Extracted material>
>> BEGIN

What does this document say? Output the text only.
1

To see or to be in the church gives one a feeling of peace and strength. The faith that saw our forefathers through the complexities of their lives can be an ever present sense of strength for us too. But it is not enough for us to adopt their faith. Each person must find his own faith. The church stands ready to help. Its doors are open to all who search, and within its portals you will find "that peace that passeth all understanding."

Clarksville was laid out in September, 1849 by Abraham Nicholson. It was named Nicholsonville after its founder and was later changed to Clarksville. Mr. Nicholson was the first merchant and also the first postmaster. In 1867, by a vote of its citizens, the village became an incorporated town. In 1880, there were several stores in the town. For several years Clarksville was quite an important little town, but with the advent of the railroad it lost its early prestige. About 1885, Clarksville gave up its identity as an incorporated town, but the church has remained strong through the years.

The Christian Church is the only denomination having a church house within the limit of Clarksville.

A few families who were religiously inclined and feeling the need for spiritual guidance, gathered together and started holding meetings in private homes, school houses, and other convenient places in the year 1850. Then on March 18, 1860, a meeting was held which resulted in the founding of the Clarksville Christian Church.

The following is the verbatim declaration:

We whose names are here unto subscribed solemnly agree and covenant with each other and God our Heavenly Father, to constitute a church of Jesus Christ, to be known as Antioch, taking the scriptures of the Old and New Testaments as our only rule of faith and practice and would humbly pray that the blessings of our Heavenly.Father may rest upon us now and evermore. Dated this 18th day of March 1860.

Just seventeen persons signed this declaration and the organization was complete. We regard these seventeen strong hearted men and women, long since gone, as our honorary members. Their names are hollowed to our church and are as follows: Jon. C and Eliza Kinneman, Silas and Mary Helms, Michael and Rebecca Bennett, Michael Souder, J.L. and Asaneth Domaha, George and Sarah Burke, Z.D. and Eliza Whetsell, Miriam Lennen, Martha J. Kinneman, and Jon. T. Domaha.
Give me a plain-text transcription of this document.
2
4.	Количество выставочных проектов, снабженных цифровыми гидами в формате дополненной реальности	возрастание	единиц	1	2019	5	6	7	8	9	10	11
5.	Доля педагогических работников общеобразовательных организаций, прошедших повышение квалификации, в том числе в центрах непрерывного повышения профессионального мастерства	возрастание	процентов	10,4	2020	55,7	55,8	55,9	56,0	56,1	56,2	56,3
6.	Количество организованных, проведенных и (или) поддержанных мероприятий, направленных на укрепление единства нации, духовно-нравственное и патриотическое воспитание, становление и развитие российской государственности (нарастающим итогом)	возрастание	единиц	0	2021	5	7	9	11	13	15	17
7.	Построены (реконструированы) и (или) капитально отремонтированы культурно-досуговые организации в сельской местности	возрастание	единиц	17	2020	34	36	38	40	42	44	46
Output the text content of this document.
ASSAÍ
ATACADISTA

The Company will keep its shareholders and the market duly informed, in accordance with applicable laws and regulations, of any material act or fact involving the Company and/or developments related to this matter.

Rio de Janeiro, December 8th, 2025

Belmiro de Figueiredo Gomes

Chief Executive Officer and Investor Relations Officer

>> END

Goal> Set down every record above exactly as given.

Reply>
What does this document say? Output the text only.
1

To see or to be in the church gives one a feeling of peace and strength. The faith that saw our forefathers through the complexities of their lives can be an ever present sense of strength for us too. But it is not enough for us to adopt their faith. Each person must find his own faith. The church stands ready to help. Its doors are open to all who search, and within its portals you will find "that peace that passeth all understanding."

Clarksville was laid out in September, 1849 by Abraham Nicholson. It was named Nicholsonville after its founder and was later changed to Clarksville. Mr. Nicholson was the first merchant and also the first postmaster. In 1867, by a vote of its citizens, the village became an incorporated town. In 1880, there were several stores in the town. For several years Clarksville was quite an important little town, but with the advent of the railroad it lost its early prestige. About 1885, Clarksville gave up its identity as an incorporated town, but the church has remained strong through the years.

The Christian Church is the only denomination having a church house within the limit of Clarksville.

A few families who were religiously inclined and feeling the need for spiritual guidance, gathered together and started holding meetings in private homes, school houses, and other convenient places in the year 1850. Then on March 18, 1860, a meeting was held which resulted in the founding of the Clarksville Christian Church.

The following is the verbatim declaration:

We whose names are here unto subscribed solemnly agree and covenant with each other and God our Heavenly Father, to constitute a church of Jesus Christ, to be known as Antioch, taking the scriptures of the Old and New Testaments as our only rule of faith and practice and would humbly pray that the blessings of our Heavenly.Father may rest upon us now and evermore. Dated this 18th day of March 1860.

Just seventeen persons signed this declaration and the organization was complete. We regard these seventeen strong hearted men and women, long since gone, as our honorary members. Their names are hollowed to our church and are as follows: Jon. C and Eliza Kinneman, Silas and Mary Helms, Michael and Rebecca Bennett, Michael Souder, J.L. and Asaneth Domaha, George and Sarah Burke, Z.D. and Eliza Whetsell, Miriam Lennen, Martha J. Kinneman, and Jon. T. Domaha.
Give me a plain-text transcription of this document.
2
4.	Количество выставочных проектов, снабженных цифровыми гидами в формате дополненной реальности	возрастание	единиц	1	2019	5	6	7	8	9	10	11
5.	Доля педагогических работников общеобразовательных организаций, прошедших повышение квалификации, в том числе в центрах непрерывного повышения профессионального мастерства	возрастание	процентов	10,4	2020	55,7	55,8	55,9	56,0	56,1	56,2	56,3
6.	Количество организованных, проведенных и (или) поддержанных мероприятий, направленных на укрепление единства нации, духовно-нравственное и патриотическое воспитание, становление и развитие российской государственности (нарастающим итогом)	возрастание	единиц	0	2021	5	7	9	11	13	15	17
7.	Построены (реконструированы) и (или) капитально отремонтированы культурно-досуговые организации в сельской местности	возрастание	единиц	17	2020	34	36	38	40	42	44	46
Output the text content of this document.
ASSAÍ
ATACADISTA

The Company will keep its shareholders and the market duly informed, in accordance with applicable laws and regulations, of any material act or fact involving the Company and/or developments related to this matter.

Rio de Janeiro, December 8th, 2025

Belmiro de Figueiredo Gomes

Chief Executive Officer and Investor Relations Officer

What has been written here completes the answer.